Excerpt:
Anyways, some backstory: with my new job I am finding that I have the chance to listen for hours on end with no peanut gallery to tell me to turn it down, off, or put something “new” on (read that last as play something that Clear Channel might). I’m finding myself becoming complete and total junkie having opened a second eMusic account for 100 tracks me to 190 in a 30 day period–for the math inclined it works out to be around 20 albums on average–but working 12+ hours a day means I can pretty much work through the list every two days. So while I may not have much time to write posts I have plenty of time for listening to music.

Virunga - Feet on FireVirunga - Feet on Fire (1991)
Lately, I have been finding myself listening more and more to artists from Africa particularly artists working in a sound of classic Afropop. This album is smooth which does much to mask the insane 12/8 time signatures that they deftly weave in many of the songs. Listening to this album makes me wish that we had dance bands like this touring around New England as their steamy tropical sound would do much to take the bite out of the winter months.

Orchestra Baobob - A Night at Club BaobobOrchestra Baobob - A Night at Club Baobob (2006)
This album is spectacular and intoxicating. The beats hold a loping cumbia feel with a huge brass sections and a bright sawtooth edged guitar that winds around the songs. Add to that vocals that often remind me of a raw early Rai sound and you have an album that at once feels exotic but compels your feet to tap as best as you can to the crazed poly-rhythms. Ignore your friends who might refer to this album as “cigar chomping Cuban commie music” as they know little of geography, politics, or damn fine music.

Eric Agyeman - Highlife SafariEric Agyeman - Highlife Safari (1994)

Exercises:
A – List every album the post names, with its artist and year.
B – In the post, where does the writer wish dance bands like Virunga were touring?

Saved data entries
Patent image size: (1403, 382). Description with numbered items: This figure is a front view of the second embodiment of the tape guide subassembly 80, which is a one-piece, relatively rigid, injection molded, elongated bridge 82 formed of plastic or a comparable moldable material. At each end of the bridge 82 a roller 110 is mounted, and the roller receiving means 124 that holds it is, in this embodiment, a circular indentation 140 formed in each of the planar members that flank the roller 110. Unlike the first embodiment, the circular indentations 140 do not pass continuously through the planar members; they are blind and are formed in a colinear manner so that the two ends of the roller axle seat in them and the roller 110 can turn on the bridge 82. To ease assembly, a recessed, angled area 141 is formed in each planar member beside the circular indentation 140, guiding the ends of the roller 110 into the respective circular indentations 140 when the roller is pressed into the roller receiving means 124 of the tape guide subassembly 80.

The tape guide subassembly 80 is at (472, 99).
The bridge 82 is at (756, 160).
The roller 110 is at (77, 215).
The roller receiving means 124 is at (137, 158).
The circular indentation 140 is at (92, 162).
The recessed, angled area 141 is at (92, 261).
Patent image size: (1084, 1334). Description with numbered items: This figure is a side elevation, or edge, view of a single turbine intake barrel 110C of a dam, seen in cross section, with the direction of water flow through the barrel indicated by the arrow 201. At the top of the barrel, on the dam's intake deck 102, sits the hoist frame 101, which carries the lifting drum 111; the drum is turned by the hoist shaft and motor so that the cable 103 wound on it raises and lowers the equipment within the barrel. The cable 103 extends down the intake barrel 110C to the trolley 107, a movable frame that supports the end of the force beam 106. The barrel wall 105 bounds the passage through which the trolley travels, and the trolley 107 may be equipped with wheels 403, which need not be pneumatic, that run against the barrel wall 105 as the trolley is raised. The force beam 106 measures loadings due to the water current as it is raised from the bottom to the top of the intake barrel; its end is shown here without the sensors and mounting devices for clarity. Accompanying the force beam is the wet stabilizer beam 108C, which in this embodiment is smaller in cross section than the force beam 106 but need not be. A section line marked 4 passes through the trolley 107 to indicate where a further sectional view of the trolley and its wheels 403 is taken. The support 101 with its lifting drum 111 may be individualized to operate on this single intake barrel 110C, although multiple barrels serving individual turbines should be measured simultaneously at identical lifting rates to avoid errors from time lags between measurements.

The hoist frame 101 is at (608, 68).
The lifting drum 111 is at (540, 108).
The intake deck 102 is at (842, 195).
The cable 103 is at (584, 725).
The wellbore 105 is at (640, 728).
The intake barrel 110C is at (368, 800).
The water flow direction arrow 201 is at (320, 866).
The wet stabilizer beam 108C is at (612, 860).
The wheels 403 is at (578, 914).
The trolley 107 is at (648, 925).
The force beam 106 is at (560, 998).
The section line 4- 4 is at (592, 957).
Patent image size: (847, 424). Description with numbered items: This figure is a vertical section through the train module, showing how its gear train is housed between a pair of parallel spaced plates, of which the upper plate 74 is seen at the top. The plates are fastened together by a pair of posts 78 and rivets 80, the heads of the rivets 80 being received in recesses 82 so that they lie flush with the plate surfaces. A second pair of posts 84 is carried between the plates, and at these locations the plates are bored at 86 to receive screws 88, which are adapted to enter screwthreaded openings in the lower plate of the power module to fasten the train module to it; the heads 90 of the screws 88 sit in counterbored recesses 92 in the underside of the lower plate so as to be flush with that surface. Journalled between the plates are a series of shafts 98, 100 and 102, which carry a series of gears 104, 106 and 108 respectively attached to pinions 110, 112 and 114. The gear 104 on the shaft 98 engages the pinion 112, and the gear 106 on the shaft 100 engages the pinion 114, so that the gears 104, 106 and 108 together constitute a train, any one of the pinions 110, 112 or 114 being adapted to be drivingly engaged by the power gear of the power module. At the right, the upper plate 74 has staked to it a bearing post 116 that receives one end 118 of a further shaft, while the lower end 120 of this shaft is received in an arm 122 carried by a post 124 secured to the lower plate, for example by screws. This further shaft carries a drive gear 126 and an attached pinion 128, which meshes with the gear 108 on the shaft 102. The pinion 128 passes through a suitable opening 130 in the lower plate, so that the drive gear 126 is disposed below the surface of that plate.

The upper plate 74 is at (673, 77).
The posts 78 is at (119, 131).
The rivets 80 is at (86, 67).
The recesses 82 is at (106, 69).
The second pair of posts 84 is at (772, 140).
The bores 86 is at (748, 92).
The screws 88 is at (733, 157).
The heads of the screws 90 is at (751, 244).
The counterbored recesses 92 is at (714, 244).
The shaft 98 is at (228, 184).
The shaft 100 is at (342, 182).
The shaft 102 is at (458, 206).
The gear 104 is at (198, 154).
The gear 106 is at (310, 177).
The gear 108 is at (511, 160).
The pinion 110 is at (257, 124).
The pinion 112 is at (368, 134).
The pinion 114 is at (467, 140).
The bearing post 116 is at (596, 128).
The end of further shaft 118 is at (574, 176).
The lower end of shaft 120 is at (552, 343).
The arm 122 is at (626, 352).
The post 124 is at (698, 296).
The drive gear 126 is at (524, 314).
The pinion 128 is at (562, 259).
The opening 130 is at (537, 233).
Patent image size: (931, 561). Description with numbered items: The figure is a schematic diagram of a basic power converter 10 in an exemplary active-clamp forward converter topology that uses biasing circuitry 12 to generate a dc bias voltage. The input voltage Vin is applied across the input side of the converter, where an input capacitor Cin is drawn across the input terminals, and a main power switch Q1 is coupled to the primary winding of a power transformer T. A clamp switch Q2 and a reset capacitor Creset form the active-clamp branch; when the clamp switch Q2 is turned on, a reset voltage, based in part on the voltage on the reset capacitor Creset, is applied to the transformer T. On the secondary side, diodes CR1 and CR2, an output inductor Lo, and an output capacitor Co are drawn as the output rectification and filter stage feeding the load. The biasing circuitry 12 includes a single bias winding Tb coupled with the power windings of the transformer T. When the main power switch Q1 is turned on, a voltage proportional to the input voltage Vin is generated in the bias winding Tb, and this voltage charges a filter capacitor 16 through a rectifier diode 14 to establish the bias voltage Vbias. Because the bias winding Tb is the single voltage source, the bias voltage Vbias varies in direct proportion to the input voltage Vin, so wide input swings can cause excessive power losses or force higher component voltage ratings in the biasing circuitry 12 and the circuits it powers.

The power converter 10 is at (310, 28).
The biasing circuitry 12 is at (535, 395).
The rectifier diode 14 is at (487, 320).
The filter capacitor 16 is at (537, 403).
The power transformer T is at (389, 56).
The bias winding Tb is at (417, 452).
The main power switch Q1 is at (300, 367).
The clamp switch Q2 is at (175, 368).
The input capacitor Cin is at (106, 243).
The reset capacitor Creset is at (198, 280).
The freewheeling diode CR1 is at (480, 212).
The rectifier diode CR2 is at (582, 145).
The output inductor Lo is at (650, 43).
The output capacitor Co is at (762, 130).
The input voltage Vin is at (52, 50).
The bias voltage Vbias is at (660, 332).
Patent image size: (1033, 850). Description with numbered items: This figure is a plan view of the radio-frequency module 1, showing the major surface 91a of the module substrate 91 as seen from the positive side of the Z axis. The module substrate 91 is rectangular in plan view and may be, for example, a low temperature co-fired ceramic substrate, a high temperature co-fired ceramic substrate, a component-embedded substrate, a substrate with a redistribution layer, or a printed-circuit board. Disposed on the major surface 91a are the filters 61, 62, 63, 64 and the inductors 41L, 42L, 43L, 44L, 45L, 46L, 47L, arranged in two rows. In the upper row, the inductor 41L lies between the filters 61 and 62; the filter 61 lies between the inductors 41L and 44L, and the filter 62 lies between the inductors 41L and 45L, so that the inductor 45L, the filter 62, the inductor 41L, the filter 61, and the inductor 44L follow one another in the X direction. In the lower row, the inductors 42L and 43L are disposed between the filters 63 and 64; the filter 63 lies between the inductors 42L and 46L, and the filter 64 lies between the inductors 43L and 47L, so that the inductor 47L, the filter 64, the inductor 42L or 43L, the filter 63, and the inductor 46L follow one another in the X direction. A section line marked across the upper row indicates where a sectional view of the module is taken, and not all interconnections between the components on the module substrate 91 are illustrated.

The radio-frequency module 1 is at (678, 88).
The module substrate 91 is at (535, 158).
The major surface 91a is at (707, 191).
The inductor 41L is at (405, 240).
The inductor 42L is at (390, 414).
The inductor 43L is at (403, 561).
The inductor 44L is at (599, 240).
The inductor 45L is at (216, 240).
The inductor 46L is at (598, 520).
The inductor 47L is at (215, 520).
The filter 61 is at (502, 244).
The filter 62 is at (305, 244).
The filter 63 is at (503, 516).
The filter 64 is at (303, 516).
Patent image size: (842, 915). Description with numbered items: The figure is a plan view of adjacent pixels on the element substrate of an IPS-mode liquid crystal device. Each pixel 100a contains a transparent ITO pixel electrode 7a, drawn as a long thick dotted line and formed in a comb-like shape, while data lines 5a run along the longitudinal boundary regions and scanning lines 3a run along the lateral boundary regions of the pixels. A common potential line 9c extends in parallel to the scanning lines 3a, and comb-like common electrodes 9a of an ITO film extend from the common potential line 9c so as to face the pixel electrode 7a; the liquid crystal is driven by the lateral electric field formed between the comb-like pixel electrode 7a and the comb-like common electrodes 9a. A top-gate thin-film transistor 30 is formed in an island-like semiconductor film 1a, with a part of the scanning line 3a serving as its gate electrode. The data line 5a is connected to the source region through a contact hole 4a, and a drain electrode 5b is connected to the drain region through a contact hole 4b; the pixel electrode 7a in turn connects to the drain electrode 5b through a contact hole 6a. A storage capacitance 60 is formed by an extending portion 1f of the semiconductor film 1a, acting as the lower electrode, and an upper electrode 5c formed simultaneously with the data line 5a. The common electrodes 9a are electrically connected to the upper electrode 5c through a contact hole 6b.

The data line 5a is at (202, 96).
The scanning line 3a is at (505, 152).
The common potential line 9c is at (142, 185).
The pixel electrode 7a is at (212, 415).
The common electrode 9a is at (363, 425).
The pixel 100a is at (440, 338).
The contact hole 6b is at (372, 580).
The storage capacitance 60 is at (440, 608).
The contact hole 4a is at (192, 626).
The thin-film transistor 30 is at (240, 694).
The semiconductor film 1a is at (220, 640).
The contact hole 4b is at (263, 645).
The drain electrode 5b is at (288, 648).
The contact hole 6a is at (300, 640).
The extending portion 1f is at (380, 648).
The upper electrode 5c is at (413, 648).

Responses by task:
A –
Feet on Fire by Virunga (1991)
A Night at Club Baobob by Orchestra Baobob (2006)
Highlife Safari by Eric Agyeman (1994)

B – Around New England.